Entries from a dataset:
-- Begin --

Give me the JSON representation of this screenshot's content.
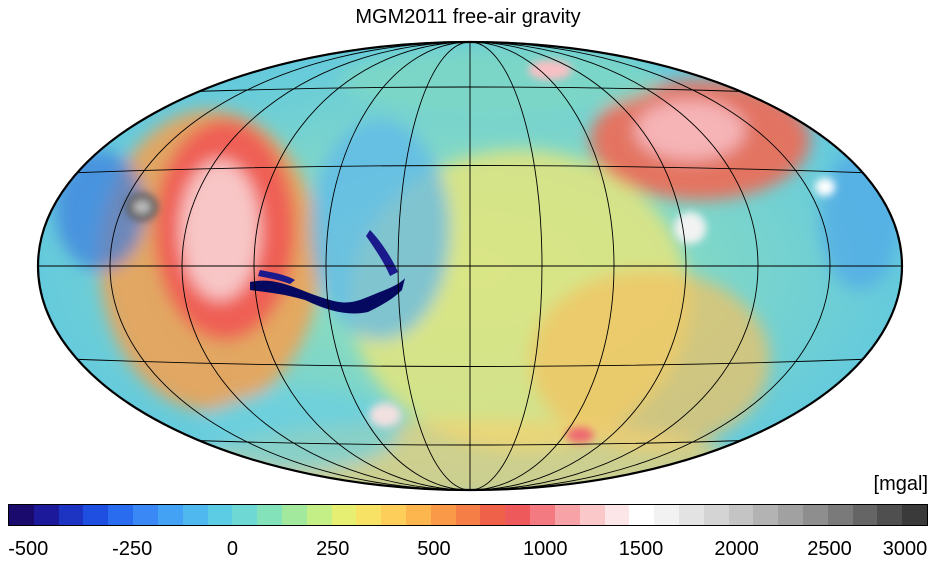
{
  "title": "MGM2011 free-air gravity",
  "unit_label": "[mgal]",
  "colorbar": {
    "tick_labels": [
      "-500",
      "-250",
      "0",
      "250",
      "500",
      "1000",
      "1500",
      "2000",
      "2500",
      "3000"
    ],
    "colors": [
      "#1a0a6e",
      "#1c1a9a",
      "#1d34c2",
      "#1f4fe0",
      "#2a6cf0",
      "#3a88f5",
      "#44a2f5",
      "#4fb8ef",
      "#5ccbe4",
      "#6ed8d4",
      "#84e2bb",
      "#a2e99e",
      "#c4ef86",
      "#e6ef72",
      "#f8e266",
      "#fdcf5a",
      "#fdb54e",
      "#fa9a48",
      "#f57e46",
      "#ef6249",
      "#ee5a5c",
      "#f27a80",
      "#f7a2a6",
      "#fbc8ca",
      "#fde6e7",
      "#ffffff",
      "#f2f2f2",
      "#e3e3e3",
      "#d4d4d4",
      "#c4c4c4",
      "#b3b3b3",
      "#a1a1a1",
      "#8e8e8e",
      "#7a7a7a",
      "#656565",
      "#4f4f4f",
      "#3a3a3a"
    ]
  },
  "map": {
    "projection": "hammer",
    "graticule": "30-degree"
  }
}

-- End --

* _Aim_
From the entries above, output every line exactly and omit any image.

* _Finished task_
Give me the JSON representation of this screenshot's content.
{
  "title": "MGM2011 free-air gravity",
  "unit_label": "[mgal]",
  "colorbar": {
    "tick_labels": [
      "-500",
      "-250",
      "0",
      "250",
      "500",
      "1000",
      "1500",
      "2000",
      "2500",
      "3000"
    ],
    "colors": [
      "#1a0a6e",
      "#1c1a9a",
      "#1d34c2",
      "#1f4fe0",
      "#2a6cf0",
      "#3a88f5",
      "#44a2f5",
      "#4fb8ef",
      "#5ccbe4",
      "#6ed8d4",
      "#84e2bb",
      "#a2e99e",
      "#c4ef86",
      "#e6ef72",
      "#f8e266",
      "#fdcf5a",
      "#fdb54e",
      "#fa9a48",
      "#f57e46",
      "#ef6249",
      "#ee5a5c",
      "#f27a80",
      "#f7a2a6",
      "#fbc8ca",
      "#fde6e7",
      "#ffffff",
      "#f2f2f2",
      "#e3e3e3",
      "#d4d4d4",
      "#c4c4c4",
      "#b3b3b3",
      "#a1a1a1",
      "#8e8e8e",
      "#7a7a7a",
      "#656565",
      "#4f4f4f",
      "#3a3a3a"
    ]
  },
  "map": {
    "projection": "hammer",
    "graticule": "30-degree"
  }
}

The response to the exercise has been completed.